DIRECTIVE A: According to the Web Scrape step guide, which output format is best for feeding into AI steps?

QUOTED PASSAGE:
════════════════
Small BusinessReal EstateFinanceMarketingLegalOperationsSalesTemplatesPricingDocs
Get started

Step Guide: Web Scrape

Knowledge

Fetch a URL and return its content as markdown, text, or HTML

Overview

The Web Scrape step fetches a single URL and extracts the page content along with metadata like title, description, author, and published date. Output format is configurable: Markdown (best for feeding into AI steps), plain text, or raw HTML.

When to Use

  • Fetch article or blog post content to summarize or analyze with AI
  • Pull product page details for competitive analysis
  • Extract page content from URLs found in an RSS feed or spreadsheet
  • Capture page metadata (title, description, author) for content cataloguing

How It Works

Configure a URL (static or referenced from an upstream step via {{stepId.fieldName}}). The step fetches the page, extracts the main content, and returns it in your chosen format along with page metadata. Output fields are locked: content, title, description, url (final URL after redirects), published_date, and author.
════════════════
DIRECTIVE B: In the records, begin at the line that has "x-axis-label: Year [757, 482, 784, 497]" and stop after the line that has "x-tick-label: Jan 2021 [1195, 463, 1240, 475]". Write out only those lines with every "y-tick-label" replaced by "value-label" and everything else unchanged.
════════════════
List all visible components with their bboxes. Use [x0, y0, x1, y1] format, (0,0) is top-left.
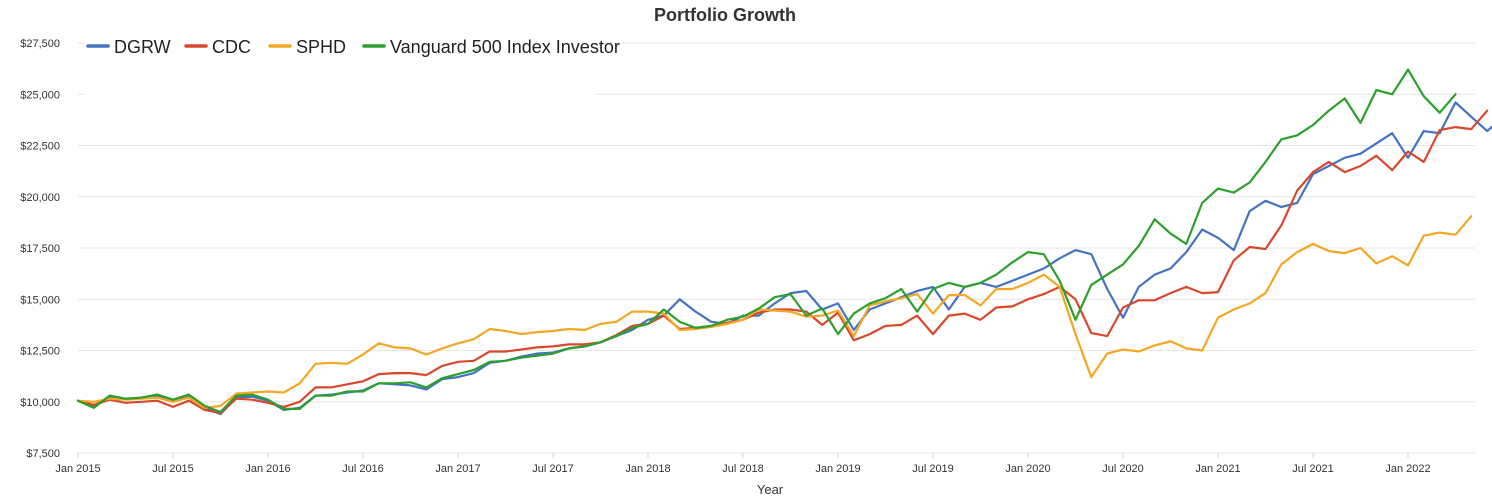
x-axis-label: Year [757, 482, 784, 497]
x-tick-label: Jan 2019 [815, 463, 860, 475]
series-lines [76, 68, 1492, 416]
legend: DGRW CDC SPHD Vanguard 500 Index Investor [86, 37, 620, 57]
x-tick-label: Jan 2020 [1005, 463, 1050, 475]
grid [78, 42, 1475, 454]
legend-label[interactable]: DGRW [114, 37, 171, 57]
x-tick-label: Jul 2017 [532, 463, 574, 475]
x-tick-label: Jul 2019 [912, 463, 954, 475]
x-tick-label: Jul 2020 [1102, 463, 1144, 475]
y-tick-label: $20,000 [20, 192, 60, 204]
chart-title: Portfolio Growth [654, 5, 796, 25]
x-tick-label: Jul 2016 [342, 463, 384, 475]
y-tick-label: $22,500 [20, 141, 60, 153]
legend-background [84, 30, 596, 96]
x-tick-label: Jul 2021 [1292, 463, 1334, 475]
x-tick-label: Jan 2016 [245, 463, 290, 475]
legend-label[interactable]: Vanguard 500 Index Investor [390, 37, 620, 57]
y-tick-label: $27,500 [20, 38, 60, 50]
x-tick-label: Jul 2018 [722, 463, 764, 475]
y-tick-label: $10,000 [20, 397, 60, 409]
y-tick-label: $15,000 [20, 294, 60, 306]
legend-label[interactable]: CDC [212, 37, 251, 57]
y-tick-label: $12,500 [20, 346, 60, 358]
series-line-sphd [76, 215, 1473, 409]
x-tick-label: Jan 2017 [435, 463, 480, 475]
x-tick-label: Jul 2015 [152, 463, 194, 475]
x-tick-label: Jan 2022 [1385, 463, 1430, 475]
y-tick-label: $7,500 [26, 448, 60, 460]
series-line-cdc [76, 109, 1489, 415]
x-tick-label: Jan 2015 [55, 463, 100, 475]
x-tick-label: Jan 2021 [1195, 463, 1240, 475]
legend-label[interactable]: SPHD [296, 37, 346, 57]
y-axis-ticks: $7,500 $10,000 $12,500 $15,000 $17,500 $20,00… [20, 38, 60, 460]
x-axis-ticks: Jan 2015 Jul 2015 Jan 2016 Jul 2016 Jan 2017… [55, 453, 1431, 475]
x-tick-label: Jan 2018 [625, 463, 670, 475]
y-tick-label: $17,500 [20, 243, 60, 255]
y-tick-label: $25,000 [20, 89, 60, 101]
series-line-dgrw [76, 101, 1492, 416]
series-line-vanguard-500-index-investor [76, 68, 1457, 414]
════════════════
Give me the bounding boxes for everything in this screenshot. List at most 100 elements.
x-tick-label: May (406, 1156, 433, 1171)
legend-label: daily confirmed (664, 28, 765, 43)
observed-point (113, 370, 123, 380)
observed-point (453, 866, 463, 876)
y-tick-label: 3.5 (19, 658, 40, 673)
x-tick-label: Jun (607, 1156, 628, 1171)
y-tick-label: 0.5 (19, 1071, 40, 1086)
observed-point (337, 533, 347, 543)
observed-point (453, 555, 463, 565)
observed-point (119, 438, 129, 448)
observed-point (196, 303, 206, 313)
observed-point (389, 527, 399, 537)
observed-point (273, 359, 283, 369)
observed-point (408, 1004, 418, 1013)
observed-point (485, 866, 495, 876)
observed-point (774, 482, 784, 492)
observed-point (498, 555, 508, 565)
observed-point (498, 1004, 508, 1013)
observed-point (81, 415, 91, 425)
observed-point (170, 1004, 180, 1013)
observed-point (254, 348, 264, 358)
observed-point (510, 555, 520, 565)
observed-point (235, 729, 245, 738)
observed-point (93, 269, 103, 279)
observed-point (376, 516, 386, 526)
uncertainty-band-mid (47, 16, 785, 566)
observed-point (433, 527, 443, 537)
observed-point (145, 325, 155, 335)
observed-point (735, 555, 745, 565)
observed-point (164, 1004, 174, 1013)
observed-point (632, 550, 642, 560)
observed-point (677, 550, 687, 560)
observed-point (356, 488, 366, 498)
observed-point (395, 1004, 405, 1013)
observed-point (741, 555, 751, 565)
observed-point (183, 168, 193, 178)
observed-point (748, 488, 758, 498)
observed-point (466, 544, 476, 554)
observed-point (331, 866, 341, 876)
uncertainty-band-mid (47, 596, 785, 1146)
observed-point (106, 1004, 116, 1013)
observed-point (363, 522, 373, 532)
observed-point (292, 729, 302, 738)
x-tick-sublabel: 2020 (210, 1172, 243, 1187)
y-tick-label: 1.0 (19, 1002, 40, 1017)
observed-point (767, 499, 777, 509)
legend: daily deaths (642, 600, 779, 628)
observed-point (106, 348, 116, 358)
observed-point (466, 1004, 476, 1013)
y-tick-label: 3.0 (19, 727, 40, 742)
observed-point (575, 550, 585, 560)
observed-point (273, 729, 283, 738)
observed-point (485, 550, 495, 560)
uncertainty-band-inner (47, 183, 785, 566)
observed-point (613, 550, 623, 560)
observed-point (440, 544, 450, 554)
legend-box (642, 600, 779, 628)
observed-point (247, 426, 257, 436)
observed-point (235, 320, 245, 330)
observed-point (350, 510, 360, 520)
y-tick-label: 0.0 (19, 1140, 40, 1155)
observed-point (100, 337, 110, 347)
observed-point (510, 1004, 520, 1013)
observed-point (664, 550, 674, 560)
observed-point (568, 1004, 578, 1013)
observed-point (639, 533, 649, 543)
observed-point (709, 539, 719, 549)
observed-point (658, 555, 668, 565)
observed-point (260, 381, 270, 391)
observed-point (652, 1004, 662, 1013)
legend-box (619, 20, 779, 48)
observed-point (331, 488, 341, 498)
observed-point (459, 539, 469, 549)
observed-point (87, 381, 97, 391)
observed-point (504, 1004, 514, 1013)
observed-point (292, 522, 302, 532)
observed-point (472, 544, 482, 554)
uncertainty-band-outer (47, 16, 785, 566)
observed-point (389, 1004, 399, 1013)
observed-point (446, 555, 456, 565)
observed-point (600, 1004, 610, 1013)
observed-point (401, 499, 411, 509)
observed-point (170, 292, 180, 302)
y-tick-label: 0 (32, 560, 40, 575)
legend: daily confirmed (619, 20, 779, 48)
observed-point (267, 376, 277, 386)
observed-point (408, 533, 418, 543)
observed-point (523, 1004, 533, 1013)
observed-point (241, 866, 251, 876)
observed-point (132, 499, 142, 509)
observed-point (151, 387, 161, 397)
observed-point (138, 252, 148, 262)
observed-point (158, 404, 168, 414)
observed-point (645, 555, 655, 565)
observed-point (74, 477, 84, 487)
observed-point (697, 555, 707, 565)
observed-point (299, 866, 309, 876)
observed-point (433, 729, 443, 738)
════════════════
RESULT A: Markdown

RESULT B:
x-axis-label: Year [757, 482, 784, 497]
x-tick-label: Jan 2019 [815, 463, 860, 475]
series-lines [76, 68, 1492, 416]
legend: DGRW CDC SPHD Vanguard 500 Index Investor [86, 37, 620, 57]
x-tick-label: Jan 2020 [1005, 463, 1050, 475]
grid [78, 42, 1475, 454]
legend-label[interactable]: DGRW [114, 37, 171, 57]
x-tick-label: Jul 2017 [532, 463, 574, 475]
x-tick-label: Jul 2019 [912, 463, 954, 475]
x-tick-label: Jul 2020 [1102, 463, 1144, 475]
value-label: $20,000 [20, 192, 60, 204]
chart-title: Portfolio Growth [654, 5, 796, 25]
x-tick-label: Jul 2016 [342, 463, 384, 475]
value-label: $22,500 [20, 141, 60, 153]
legend-background [84, 30, 596, 96]
x-tick-label: Jul 2021 [1292, 463, 1334, 475]
x-tick-label: Jan 2016 [245, 463, 290, 475]
legend-label[interactable]: Vanguard 500 Index Investor [390, 37, 620, 57]
value-label: $27,500 [20, 38, 60, 50]
x-tick-label: Jul 2018 [722, 463, 764, 475]
value-label: $10,000 [20, 397, 60, 409]
value-label: $15,000 [20, 294, 60, 306]
legend-label[interactable]: CDC [212, 37, 251, 57]
value-label: $12,500 [20, 346, 60, 358]
series-line-sphd [76, 215, 1473, 409]
x-tick-label: Jan 2017 [435, 463, 480, 475]
x-tick-label: Jul 2015 [152, 463, 194, 475]
x-tick-label: Jan 2022 [1385, 463, 1430, 475]
value-label: $7,500 [26, 448, 60, 460]
series-line-cdc [76, 109, 1489, 415]
x-tick-label: Jan 2015 [55, 463, 100, 475]
x-tick-label: Jan 2021 [1195, 463, 1240, 475]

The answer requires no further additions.